### Data for this task
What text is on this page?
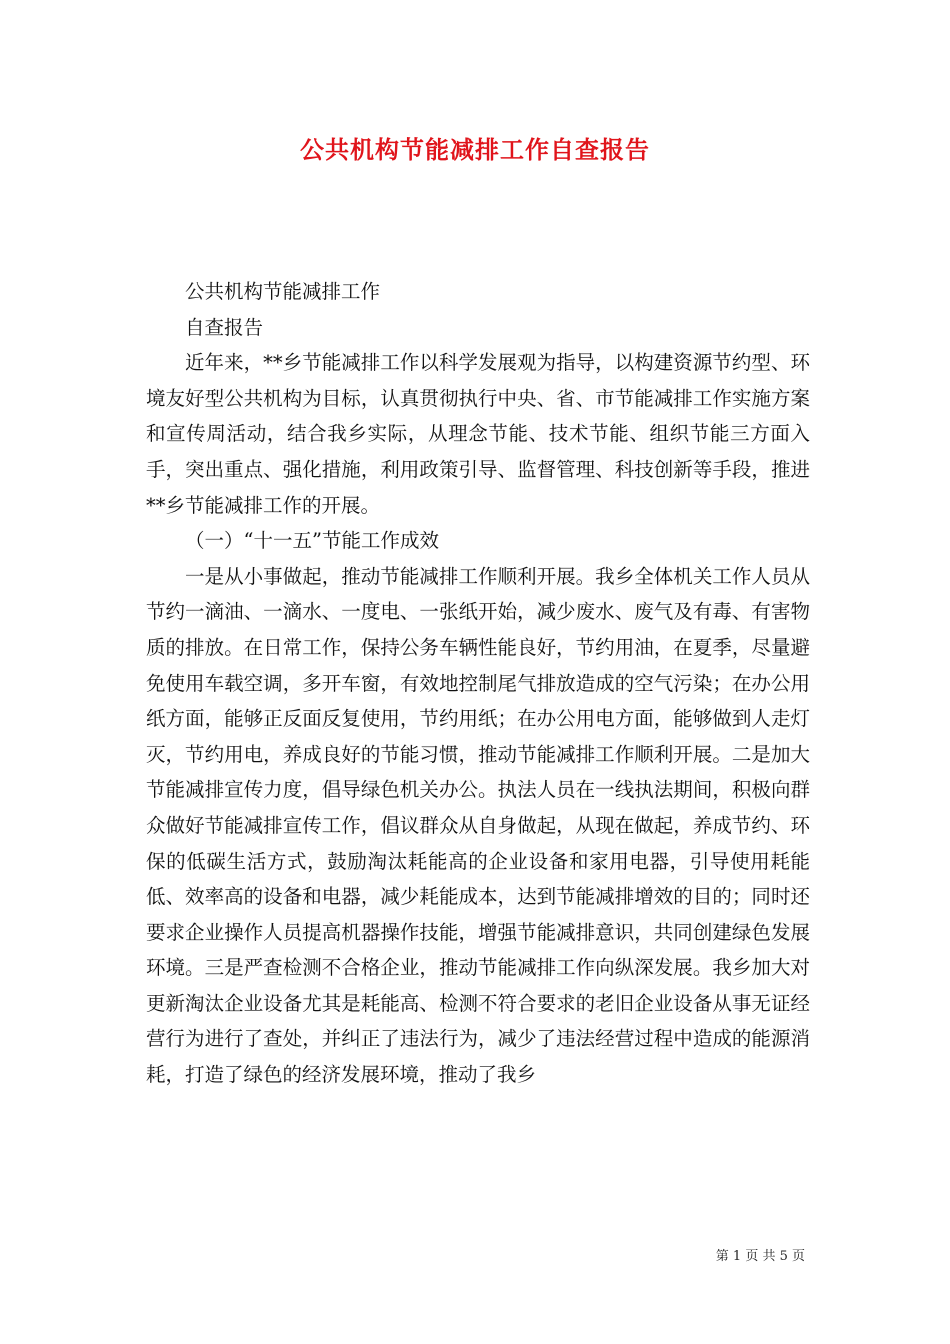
公共机构节能减排工作自查报告

公共机构节能减排工作

自查报告

近年来，**乡节能减排工作以科学发展观为指导，以构建资源节约型、环境友好型公共机构为目标，认真贯彻执行中央、省、市节能减排工作实施方案和宣传周活动，结合我乡实际，从理念节能、技术节能、组织节能三方面入手，突出重点、强化措施，利用政策引导、监督管理、科技创新等手段，推进**乡节能减排工作的开展。

（一）“十一五”节能工作成效

一是从小事做起，推动节能减排工作顺利开展。我乡全体机关工作人员从节约一滴油、一滴水、一度电、一张纸开始，减少废水、废气及有毒、有害物质的排放。在日常工作，保持公务车辆性能良好，节约用油，在夏季，尽量避免使用车载空调，多开车窗，有效地控制尾气排放造成的空气污染；在办公用纸方面，能够正反面反复使用，节约用纸；在办公用电方面，能够做到人走灯灭，节约用电，养成良好的节能习惯，推动节能减排工作顺利开展。二是加大节能减排宣传力度，倡导绿色机关办公。执法人员在一线执法期间，积极向群众做好节能减排宣传工作，倡议群众从自身做起，从现在做起，养成节约、环保的低碳生活方式，鼓励淘汰耗能高的企业设备和家用电器，引导使用耗能低、效率高的设备和电器，减少耗能成本，达到节能减排增效的目的；同时还要求企业操作人员提高机器操作技能，增强节能减排意识，共同创建绿色发展环境。三是严查检测不合格企业，推动节能减排工作向纵深发展。我乡加大对更新淘汰企业设备尤其是耗能高、检测不符合要求的老旧企业设备从事无证经营行为进行了查处，并纠正了违法行为，减少了违法经营过程中造成的能源消耗，打造了绿色的经济发展环境，推动了我乡

第 1 页 共 5 页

### Requirements
From the material above, copy everything exactly but the pictures.

### Solved problem
What text is on this page?
公共机构节能减排工作自查报告

公共机构节能减排工作

自查报告

近年来，**乡节能减排工作以科学发展观为指导，以构建资源节约型、环境友好型公共机构为目标，认真贯彻执行中央、省、市节能减排工作实施方案和宣传周活动，结合我乡实际，从理念节能、技术节能、组织节能三方面入手，突出重点、强化措施，利用政策引导、监督管理、科技创新等手段，推进**乡节能减排工作的开展。

（一）“十一五”节能工作成效

一是从小事做起，推动节能减排工作顺利开展。我乡全体机关工作人员从节约一滴油、一滴水、一度电、一张纸开始，减少废水、废气及有毒、有害物质的排放。在日常工作，保持公务车辆性能良好，节约用油，在夏季，尽量避免使用车载空调，多开车窗，有效地控制尾气排放造成的空气污染；在办公用纸方面，能够正反面反复使用，节约用纸；在办公用电方面，能够做到人走灯灭，节约用电，养成良好的节能习惯，推动节能减排工作顺利开展。二是加大节能减排宣传力度，倡导绿色机关办公。执法人员在一线执法期间，积极向群众做好节能减排宣传工作，倡议群众从自身做起，从现在做起，养成节约、环保的低碳生活方式，鼓励淘汰耗能高的企业设备和家用电器，引导使用耗能低、效率高的设备和电器，减少耗能成本，达到节能减排增效的目的；同时还要求企业操作人员提高机器操作技能，增强节能减排意识，共同创建绿色发展环境。三是严查检测不合格企业，推动节能减排工作向纵深发展。我乡加大对更新淘汰企业设备尤其是耗能高、检测不符合要求的老旧企业设备从事无证经营行为进行了查处，并纠正了违法行为，减少了违法经营过程中造成的能源消耗，打造了绿色的经济发展环境，推动了我乡

第 1 页 共 5 页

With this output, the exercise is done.